*TASK DIRECTIONS*. Check every line below for the word "image" and show those that hold it.

*DATA SHOWN*.
- - -

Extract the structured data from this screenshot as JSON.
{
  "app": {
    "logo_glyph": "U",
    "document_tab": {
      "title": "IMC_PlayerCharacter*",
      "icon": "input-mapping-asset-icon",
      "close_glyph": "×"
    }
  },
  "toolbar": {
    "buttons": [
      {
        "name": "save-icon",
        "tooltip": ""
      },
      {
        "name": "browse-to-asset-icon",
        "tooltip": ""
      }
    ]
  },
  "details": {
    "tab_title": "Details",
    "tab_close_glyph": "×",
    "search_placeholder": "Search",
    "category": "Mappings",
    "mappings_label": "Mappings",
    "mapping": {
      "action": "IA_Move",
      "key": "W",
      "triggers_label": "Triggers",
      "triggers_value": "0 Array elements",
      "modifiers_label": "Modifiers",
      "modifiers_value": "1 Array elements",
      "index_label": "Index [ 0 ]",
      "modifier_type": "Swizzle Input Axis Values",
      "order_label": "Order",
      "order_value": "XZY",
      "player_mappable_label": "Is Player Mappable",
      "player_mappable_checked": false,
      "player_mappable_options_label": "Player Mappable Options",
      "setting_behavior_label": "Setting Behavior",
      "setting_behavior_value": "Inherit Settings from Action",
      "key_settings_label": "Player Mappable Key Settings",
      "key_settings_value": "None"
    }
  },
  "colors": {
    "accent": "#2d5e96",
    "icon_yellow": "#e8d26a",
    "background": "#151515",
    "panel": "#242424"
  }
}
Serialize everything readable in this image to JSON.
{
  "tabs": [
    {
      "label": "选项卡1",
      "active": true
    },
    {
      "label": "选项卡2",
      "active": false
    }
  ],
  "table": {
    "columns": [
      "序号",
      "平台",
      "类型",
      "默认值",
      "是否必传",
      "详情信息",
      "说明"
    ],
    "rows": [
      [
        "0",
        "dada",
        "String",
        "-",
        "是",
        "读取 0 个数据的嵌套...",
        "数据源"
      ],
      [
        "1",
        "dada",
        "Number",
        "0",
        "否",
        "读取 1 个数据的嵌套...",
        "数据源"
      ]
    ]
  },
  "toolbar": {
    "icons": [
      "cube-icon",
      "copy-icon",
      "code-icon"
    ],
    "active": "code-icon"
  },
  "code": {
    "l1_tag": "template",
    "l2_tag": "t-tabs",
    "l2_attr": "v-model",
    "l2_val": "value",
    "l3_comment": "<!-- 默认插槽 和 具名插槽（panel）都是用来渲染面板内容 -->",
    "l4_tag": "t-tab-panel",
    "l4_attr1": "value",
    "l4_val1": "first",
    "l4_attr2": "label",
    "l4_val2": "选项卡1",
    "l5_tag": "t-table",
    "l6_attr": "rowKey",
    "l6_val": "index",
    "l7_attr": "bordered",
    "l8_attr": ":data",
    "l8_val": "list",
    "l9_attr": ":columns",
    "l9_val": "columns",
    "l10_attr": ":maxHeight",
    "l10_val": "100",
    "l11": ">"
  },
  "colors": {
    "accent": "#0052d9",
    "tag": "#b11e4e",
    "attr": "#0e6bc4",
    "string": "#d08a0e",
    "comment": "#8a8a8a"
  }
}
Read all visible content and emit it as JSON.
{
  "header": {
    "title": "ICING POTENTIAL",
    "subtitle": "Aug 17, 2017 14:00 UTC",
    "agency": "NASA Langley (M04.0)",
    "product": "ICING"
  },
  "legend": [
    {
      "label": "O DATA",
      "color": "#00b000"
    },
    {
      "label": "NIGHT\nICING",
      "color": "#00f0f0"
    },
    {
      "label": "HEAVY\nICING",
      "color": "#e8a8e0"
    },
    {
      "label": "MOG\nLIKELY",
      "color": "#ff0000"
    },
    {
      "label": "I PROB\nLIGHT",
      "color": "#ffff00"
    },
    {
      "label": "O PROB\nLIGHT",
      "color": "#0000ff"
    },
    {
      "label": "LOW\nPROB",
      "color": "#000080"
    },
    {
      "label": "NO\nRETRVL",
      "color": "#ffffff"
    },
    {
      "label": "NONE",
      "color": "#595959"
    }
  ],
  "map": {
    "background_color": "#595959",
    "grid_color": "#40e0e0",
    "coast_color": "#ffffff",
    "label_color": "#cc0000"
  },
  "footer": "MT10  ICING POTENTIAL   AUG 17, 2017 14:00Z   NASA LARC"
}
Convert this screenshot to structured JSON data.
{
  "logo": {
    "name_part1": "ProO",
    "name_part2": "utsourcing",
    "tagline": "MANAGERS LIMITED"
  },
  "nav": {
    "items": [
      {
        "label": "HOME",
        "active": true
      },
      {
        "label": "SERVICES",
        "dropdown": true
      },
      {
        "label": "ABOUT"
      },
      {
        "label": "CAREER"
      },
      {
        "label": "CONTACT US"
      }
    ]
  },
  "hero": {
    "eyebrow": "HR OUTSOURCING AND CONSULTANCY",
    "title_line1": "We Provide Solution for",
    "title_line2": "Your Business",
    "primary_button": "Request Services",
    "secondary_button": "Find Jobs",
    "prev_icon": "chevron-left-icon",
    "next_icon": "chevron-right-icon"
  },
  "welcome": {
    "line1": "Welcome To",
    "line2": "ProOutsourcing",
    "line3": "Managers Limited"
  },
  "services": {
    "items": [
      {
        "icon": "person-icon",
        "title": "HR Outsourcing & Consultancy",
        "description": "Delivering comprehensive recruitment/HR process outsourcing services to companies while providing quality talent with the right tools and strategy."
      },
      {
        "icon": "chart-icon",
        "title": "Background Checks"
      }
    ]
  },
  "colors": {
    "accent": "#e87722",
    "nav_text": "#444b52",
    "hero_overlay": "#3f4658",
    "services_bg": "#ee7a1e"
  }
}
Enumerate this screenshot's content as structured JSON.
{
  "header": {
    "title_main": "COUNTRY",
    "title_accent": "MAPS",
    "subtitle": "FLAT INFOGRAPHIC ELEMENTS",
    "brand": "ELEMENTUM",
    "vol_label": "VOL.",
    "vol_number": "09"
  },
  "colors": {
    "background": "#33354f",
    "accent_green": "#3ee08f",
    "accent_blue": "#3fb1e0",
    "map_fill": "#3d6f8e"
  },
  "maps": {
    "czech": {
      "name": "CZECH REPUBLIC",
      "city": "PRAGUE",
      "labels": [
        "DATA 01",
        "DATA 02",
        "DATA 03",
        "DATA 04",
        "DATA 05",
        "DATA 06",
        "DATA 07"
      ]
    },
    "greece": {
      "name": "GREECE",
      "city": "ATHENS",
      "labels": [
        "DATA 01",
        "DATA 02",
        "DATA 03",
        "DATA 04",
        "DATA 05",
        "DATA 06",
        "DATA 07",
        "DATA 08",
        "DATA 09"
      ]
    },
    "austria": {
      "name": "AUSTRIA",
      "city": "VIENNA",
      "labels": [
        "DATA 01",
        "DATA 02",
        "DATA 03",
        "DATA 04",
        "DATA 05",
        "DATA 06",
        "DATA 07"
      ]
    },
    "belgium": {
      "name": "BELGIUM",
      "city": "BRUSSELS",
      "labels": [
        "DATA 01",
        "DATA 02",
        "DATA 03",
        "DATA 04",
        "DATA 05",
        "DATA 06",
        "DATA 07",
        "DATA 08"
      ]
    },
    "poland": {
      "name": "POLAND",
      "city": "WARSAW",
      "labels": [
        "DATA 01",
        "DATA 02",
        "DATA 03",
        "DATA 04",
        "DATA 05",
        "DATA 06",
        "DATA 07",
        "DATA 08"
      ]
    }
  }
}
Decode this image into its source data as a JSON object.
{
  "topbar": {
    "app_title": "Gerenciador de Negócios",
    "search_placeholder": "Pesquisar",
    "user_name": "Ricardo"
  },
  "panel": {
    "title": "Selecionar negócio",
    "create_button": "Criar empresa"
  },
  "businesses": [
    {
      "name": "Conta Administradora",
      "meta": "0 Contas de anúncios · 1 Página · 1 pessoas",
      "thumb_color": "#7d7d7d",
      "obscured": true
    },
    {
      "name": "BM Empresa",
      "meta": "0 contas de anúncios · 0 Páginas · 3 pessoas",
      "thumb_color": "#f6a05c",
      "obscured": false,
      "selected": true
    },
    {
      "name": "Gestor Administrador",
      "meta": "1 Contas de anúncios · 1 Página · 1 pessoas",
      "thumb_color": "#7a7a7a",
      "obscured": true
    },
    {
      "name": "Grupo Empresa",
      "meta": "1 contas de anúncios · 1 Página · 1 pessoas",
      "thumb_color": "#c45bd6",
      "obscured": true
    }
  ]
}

- - -

*TASK OUTPUT*.
Serialize everything readable in this image to JSON.
Decode this image into its source data as a JSON object.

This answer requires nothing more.